*STATED TASK*:
Edit the data below, replacing every instance of "Encode to Base64" with "Convert to Base64" and leaving everything else unchanged.

*DATA SUPPLIED*:
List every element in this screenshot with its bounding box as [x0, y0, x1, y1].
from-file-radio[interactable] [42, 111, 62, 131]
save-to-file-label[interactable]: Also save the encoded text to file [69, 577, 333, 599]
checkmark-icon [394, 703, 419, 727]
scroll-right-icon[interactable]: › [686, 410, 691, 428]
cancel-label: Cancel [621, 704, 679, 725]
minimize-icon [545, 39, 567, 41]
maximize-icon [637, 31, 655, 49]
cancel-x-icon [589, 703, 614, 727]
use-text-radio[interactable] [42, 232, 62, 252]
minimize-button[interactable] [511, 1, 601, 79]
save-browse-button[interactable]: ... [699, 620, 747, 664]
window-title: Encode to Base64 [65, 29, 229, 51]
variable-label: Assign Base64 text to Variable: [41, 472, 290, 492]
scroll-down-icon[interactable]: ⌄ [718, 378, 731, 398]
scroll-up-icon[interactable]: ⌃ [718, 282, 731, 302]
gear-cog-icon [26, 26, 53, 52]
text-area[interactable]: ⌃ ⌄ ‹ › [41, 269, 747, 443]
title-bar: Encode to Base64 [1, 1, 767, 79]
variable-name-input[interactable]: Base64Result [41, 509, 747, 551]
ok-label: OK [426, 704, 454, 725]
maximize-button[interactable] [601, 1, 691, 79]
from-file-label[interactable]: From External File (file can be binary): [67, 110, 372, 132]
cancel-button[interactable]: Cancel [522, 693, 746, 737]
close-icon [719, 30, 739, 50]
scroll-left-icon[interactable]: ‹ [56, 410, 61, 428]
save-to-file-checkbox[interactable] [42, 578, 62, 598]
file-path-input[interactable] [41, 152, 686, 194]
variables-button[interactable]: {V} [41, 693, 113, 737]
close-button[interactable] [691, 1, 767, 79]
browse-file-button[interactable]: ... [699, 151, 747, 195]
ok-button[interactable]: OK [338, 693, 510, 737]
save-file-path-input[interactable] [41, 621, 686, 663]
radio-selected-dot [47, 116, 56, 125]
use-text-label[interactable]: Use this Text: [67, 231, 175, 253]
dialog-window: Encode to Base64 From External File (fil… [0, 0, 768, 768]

*WRITTEN ANSWER*:
List every element in this screenshot with its bounding box as [x0, y0, x1, y1].
from-file-radio[interactable] [42, 111, 62, 131]
save-to-file-label[interactable]: Also save the encoded text to file [69, 577, 333, 599]
checkmark-icon [394, 703, 419, 727]
scroll-right-icon[interactable]: › [686, 410, 691, 428]
cancel-label: Cancel [621, 704, 679, 725]
minimize-icon [545, 39, 567, 41]
maximize-icon [637, 31, 655, 49]
cancel-x-icon [589, 703, 614, 727]
use-text-radio[interactable] [42, 232, 62, 252]
minimize-button[interactable] [511, 1, 601, 79]
save-browse-button[interactable]: ... [699, 620, 747, 664]
window-title: Convert to Base64 [65, 29, 229, 51]
variable-label: Assign Base64 text to Variable: [41, 472, 290, 492]
scroll-down-icon[interactable]: ⌄ [718, 378, 731, 398]
scroll-up-icon[interactable]: ⌃ [718, 282, 731, 302]
gear-cog-icon [26, 26, 53, 52]
text-area[interactable]: ⌃ ⌄ ‹ › [41, 269, 747, 443]
title-bar: Convert to Base64 [1, 1, 767, 79]
variable-name-input[interactable]: Base64Result [41, 509, 747, 551]
ok-label: OK [426, 704, 454, 725]
maximize-button[interactable] [601, 1, 691, 79]
from-file-label[interactable]: From External File (file can be binary): [67, 110, 372, 132]
cancel-button[interactable]: Cancel [522, 693, 746, 737]
close-icon [719, 30, 739, 50]
scroll-left-icon[interactable]: ‹ [56, 410, 61, 428]
save-to-file-checkbox[interactable] [42, 578, 62, 598]
file-path-input[interactable] [41, 152, 686, 194]
variables-button[interactable]: {V} [41, 693, 113, 737]
close-button[interactable] [691, 1, 767, 79]
browse-file-button[interactable]: ... [699, 151, 747, 195]
ok-button[interactable]: OK [338, 693, 510, 737]
save-file-path-input[interactable] [41, 621, 686, 663]
radio-selected-dot [47, 116, 56, 125]
use-text-label[interactable]: Use this Text: [67, 231, 175, 253]
dialog-window: Convert to Base64 From External File (fil… [0, 0, 768, 768]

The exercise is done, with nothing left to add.